- _EXERCISE BRIEF_
Identify the lines that include the word "left", then copy all of them.

- _ENTRIES_

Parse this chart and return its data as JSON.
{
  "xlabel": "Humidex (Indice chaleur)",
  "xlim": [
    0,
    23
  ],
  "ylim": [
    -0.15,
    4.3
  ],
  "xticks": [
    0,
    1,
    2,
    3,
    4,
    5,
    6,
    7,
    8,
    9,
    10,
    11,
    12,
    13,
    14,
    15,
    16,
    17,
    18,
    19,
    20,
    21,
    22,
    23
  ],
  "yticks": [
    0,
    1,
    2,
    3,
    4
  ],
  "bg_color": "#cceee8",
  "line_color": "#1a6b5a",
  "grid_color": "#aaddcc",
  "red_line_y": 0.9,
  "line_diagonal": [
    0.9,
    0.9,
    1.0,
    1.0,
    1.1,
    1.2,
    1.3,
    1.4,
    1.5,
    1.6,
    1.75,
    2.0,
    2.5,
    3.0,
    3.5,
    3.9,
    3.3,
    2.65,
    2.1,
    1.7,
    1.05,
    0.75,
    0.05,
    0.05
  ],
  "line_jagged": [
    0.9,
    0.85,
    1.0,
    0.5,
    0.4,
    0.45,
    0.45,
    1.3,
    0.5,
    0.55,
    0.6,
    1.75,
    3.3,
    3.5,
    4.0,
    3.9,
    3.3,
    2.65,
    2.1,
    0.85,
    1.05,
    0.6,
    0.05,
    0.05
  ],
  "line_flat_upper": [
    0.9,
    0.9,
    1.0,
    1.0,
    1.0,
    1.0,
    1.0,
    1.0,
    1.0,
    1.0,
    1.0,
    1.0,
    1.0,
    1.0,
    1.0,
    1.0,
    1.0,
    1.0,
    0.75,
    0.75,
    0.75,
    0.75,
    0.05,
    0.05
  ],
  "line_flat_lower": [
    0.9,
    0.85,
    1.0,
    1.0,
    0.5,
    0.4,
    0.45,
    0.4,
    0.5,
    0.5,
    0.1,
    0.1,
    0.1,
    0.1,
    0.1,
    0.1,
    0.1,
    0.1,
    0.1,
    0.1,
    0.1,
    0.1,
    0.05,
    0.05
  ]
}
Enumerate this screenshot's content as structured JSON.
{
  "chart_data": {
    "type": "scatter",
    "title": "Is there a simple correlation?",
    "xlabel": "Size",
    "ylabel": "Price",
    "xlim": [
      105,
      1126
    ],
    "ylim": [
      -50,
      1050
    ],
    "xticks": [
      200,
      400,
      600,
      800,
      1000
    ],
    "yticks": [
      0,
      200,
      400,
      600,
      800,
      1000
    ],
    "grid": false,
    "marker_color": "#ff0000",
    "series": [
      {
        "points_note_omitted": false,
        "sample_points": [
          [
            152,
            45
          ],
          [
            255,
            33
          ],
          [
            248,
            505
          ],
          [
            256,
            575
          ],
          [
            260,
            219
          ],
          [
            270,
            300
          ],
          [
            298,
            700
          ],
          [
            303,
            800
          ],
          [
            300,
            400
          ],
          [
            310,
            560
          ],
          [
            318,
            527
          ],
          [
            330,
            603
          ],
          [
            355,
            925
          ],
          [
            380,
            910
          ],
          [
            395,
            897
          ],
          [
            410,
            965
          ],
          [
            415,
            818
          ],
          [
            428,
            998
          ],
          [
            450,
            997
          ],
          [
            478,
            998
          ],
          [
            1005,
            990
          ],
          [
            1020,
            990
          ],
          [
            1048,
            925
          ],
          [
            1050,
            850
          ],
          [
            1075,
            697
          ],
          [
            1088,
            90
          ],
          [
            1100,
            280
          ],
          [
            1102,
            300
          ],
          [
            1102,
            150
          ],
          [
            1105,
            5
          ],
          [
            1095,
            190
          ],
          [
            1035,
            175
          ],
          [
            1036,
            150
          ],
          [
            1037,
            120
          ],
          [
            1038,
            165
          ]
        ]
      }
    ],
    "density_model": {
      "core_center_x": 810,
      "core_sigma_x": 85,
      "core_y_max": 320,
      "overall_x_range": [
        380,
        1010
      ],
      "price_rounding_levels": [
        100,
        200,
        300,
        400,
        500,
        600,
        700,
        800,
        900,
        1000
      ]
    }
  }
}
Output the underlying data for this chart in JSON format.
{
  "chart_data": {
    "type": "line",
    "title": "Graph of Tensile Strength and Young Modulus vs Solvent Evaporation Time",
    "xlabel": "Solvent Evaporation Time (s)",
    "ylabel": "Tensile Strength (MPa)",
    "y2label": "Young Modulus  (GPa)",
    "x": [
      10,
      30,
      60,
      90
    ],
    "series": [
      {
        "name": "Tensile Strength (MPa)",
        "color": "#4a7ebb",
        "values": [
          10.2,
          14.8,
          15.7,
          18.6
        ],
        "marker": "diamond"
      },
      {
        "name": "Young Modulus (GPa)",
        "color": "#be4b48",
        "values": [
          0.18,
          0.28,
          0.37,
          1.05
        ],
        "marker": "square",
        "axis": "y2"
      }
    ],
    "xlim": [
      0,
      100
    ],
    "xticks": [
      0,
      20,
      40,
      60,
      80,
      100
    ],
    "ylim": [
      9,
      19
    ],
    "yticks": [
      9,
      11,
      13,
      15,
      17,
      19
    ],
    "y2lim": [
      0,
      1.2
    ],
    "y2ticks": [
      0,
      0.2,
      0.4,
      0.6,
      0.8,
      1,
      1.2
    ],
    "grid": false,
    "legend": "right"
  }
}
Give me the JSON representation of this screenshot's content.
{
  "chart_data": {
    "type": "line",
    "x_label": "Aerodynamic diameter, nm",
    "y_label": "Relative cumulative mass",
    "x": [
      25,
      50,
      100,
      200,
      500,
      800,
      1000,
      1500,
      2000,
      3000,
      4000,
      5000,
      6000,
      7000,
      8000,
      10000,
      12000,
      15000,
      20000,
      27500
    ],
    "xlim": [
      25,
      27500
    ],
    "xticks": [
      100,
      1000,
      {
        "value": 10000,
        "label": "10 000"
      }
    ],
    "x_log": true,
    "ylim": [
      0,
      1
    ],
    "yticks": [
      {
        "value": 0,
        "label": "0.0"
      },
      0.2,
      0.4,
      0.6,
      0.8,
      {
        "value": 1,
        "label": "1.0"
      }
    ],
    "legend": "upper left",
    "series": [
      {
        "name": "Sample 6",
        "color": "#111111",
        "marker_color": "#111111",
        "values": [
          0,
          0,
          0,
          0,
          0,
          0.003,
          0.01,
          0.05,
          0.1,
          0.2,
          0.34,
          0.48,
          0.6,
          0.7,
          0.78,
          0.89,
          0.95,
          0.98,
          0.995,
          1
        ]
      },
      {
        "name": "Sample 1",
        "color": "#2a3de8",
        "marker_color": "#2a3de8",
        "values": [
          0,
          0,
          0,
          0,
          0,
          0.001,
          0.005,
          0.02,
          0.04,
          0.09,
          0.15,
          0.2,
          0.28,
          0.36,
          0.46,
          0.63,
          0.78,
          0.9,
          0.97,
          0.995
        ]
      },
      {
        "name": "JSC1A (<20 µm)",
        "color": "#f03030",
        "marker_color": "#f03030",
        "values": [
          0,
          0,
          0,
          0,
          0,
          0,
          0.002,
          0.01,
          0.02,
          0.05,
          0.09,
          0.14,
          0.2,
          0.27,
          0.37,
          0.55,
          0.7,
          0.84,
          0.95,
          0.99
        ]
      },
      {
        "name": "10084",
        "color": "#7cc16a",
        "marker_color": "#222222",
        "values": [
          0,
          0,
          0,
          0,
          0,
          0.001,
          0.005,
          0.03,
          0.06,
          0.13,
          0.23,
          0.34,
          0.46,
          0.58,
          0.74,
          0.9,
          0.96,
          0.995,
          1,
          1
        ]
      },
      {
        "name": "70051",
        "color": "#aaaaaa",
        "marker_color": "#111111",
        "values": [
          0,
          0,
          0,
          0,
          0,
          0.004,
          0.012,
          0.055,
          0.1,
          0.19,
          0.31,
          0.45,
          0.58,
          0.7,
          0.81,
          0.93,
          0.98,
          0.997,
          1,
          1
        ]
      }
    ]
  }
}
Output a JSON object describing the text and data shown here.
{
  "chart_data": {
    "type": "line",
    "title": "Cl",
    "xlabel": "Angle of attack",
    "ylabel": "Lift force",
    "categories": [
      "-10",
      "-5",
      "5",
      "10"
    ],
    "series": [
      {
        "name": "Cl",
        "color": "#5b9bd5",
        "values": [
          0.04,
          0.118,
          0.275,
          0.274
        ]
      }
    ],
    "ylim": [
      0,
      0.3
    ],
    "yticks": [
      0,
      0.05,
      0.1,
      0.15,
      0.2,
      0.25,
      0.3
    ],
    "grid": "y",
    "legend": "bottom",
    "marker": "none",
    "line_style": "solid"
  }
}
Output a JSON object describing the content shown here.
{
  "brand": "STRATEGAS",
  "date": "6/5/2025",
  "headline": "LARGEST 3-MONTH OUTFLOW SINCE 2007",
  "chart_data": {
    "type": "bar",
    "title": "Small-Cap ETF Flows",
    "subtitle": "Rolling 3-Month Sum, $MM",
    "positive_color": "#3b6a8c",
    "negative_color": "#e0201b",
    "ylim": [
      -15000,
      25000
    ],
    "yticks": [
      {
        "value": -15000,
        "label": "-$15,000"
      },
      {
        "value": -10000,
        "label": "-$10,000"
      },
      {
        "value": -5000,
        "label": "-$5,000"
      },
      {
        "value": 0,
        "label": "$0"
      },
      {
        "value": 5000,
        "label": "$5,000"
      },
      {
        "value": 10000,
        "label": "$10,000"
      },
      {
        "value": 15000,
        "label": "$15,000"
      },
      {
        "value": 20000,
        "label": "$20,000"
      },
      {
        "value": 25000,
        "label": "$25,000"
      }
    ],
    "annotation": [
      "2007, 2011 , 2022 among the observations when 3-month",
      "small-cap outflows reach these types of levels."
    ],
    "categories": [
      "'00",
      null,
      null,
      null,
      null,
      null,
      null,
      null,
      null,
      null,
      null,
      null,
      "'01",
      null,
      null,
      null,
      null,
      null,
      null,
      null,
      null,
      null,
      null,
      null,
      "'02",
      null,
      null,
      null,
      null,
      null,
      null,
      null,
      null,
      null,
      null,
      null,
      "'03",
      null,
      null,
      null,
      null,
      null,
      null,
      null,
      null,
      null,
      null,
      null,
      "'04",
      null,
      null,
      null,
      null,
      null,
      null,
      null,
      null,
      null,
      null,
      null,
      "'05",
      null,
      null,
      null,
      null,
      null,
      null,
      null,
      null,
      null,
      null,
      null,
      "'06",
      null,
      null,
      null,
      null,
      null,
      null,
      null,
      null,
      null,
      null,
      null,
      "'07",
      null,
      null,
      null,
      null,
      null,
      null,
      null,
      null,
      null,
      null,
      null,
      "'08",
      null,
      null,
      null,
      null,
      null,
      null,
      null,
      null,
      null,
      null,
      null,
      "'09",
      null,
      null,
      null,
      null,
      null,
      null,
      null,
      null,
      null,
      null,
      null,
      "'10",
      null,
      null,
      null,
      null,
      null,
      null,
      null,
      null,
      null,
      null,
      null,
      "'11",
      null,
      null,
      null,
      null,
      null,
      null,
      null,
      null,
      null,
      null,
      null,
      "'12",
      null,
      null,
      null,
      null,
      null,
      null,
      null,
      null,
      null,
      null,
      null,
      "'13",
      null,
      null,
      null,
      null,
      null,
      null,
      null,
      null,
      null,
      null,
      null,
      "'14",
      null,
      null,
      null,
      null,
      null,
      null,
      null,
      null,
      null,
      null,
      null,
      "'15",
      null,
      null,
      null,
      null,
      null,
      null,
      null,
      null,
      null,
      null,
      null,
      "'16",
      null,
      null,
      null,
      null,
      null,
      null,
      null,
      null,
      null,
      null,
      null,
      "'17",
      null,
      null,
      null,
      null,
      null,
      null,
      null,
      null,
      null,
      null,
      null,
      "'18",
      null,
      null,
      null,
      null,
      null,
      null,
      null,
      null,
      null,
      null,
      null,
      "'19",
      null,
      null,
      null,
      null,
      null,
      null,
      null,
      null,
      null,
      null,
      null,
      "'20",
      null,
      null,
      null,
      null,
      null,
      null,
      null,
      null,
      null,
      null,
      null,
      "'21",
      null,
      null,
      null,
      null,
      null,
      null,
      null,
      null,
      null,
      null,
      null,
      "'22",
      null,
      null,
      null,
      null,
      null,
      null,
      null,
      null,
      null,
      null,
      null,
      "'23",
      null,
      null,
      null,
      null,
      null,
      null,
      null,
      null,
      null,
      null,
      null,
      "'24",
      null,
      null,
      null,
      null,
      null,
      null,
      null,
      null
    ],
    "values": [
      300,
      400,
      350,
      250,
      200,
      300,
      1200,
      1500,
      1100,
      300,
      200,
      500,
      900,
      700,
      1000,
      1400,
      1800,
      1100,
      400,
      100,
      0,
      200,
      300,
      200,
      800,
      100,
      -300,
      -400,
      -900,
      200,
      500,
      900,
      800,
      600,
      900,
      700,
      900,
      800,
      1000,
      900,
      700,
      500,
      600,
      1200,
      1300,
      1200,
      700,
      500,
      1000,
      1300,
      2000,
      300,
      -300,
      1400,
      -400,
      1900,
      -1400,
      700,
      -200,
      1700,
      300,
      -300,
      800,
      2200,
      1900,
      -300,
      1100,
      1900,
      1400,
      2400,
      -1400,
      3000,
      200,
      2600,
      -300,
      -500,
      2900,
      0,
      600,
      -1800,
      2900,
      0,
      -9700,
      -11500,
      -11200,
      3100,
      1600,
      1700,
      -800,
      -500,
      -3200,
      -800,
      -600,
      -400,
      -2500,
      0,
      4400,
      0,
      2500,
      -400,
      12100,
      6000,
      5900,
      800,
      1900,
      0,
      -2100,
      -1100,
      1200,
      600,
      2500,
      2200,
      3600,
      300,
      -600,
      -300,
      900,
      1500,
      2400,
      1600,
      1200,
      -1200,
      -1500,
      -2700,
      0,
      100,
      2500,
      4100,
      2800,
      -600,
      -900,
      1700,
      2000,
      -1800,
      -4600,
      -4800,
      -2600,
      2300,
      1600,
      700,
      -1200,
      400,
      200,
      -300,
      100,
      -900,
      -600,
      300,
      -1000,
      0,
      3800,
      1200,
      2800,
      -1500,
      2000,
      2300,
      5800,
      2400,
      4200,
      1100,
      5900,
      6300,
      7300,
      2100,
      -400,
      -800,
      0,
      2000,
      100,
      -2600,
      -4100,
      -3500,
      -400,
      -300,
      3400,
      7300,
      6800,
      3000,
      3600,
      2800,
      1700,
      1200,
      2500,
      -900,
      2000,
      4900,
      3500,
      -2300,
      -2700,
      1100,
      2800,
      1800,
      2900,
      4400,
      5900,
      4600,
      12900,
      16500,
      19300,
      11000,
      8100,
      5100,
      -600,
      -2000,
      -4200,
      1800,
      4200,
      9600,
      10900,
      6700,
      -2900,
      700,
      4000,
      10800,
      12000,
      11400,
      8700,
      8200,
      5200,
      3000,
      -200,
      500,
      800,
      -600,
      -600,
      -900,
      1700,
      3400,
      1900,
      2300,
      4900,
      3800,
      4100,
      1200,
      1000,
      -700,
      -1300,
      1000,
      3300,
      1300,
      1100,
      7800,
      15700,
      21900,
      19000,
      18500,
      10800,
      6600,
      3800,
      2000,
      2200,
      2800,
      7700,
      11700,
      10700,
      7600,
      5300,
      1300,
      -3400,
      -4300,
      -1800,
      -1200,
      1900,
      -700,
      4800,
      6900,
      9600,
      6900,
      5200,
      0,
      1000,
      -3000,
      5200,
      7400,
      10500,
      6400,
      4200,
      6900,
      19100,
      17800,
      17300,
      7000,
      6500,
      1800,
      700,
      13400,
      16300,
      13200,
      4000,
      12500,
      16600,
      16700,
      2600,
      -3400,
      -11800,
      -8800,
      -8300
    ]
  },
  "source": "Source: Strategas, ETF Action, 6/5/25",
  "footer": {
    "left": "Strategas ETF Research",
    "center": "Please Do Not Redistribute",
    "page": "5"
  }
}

- _OUTPUT FOR THIS TASK_
    "legend": "upper left",
    "left": "Strategas ETF Research",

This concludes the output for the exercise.